>> start DATA PROVIDED

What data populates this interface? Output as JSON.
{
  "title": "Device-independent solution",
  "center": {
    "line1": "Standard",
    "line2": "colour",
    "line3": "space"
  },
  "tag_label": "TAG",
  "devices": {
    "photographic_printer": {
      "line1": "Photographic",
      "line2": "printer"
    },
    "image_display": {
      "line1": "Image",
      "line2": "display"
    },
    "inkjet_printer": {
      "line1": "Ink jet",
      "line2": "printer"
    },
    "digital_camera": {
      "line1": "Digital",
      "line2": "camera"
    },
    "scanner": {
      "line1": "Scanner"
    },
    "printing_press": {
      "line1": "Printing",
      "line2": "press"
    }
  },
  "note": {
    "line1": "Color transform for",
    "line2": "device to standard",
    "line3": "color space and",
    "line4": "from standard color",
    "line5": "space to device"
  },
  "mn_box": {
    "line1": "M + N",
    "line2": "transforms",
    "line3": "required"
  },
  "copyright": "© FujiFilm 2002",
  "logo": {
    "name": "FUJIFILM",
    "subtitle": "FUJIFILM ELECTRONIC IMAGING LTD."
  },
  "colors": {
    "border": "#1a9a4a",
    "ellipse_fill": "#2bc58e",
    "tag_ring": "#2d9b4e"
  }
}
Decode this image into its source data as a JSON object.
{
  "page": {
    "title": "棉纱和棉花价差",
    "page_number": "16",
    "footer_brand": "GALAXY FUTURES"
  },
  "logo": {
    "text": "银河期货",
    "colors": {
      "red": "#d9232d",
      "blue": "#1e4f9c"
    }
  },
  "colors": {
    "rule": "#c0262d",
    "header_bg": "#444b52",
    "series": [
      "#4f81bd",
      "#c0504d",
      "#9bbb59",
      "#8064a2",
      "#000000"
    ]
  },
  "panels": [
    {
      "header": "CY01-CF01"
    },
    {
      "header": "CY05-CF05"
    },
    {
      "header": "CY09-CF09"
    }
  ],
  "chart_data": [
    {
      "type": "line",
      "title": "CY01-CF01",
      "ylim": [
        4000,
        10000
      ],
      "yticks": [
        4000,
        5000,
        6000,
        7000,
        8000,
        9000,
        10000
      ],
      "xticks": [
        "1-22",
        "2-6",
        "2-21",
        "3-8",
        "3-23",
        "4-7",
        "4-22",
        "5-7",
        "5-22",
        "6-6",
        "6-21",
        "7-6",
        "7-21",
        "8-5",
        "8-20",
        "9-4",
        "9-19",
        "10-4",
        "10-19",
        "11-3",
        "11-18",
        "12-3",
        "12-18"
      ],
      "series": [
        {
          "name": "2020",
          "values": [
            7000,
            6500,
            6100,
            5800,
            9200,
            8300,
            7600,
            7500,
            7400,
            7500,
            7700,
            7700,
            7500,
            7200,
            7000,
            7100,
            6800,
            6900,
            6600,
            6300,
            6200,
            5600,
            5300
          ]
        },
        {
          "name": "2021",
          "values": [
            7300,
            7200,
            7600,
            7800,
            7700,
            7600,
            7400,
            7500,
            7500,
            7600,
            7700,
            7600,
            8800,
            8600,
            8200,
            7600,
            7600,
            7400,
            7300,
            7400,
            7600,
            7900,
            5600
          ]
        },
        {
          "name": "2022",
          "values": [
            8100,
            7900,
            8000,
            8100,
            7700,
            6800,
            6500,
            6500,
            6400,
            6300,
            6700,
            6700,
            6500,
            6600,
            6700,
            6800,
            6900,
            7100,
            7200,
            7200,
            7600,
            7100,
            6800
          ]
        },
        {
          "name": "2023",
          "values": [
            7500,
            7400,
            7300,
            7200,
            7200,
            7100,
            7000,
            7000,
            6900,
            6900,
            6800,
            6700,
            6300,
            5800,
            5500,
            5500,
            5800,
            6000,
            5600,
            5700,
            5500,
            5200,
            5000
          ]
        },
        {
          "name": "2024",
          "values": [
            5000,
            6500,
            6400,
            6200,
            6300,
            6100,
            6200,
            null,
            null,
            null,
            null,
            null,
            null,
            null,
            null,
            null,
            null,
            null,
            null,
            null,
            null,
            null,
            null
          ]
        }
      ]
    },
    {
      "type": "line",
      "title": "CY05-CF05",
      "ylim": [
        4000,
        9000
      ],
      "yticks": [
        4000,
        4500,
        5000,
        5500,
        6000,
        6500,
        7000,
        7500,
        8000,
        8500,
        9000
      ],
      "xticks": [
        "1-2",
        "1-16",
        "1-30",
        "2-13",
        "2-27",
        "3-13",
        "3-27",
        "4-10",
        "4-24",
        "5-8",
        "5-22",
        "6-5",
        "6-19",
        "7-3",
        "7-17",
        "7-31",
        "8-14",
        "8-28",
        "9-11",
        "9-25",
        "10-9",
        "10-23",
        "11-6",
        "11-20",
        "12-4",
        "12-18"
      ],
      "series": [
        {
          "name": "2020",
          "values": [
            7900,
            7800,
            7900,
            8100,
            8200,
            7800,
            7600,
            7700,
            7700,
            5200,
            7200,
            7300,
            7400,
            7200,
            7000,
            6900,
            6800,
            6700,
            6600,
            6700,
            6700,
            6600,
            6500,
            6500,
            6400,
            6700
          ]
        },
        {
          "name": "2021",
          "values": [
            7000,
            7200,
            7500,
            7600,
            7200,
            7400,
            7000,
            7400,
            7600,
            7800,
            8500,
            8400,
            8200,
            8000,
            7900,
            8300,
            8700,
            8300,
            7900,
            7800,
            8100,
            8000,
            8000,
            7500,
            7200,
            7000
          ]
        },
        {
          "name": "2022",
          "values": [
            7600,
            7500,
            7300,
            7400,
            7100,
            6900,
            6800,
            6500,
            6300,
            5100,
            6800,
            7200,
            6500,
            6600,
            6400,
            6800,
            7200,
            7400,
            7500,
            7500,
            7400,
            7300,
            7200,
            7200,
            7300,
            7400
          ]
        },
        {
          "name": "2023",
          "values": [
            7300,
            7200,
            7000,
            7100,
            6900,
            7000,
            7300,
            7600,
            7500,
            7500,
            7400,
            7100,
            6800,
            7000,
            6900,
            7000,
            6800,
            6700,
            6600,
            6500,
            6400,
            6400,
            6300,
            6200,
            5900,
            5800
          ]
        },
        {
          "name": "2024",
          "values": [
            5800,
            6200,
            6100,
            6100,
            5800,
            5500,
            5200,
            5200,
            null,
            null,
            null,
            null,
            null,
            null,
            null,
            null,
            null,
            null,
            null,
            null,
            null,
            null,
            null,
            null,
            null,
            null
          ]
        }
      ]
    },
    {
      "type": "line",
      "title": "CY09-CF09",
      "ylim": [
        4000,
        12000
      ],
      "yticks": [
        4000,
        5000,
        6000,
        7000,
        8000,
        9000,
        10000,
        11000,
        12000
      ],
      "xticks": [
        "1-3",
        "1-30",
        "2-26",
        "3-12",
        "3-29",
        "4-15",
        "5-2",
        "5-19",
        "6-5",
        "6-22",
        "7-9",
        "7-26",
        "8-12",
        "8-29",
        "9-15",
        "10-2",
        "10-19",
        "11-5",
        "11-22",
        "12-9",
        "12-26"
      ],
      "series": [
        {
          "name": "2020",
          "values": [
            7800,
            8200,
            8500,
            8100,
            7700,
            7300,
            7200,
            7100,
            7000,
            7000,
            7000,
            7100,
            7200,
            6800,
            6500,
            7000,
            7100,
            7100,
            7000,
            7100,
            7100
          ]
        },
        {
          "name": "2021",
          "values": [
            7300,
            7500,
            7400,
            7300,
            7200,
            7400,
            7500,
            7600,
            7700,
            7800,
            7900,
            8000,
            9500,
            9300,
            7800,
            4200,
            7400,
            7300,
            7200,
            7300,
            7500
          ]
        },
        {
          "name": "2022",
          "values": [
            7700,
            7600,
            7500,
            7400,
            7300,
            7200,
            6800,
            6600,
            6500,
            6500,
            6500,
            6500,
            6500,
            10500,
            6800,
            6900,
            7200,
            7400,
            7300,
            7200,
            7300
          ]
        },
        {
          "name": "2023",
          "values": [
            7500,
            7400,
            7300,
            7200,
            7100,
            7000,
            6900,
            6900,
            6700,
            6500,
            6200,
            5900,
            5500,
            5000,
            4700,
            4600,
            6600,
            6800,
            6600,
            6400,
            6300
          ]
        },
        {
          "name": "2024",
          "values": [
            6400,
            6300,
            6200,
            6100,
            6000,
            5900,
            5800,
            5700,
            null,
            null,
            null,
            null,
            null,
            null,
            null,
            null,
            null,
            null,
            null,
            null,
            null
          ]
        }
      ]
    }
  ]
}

>> end DATA PROVIDED

Pick out all lines containing the string "space".

    "line3": "space"
    "line3": "color space and",
    "line5": "space to device"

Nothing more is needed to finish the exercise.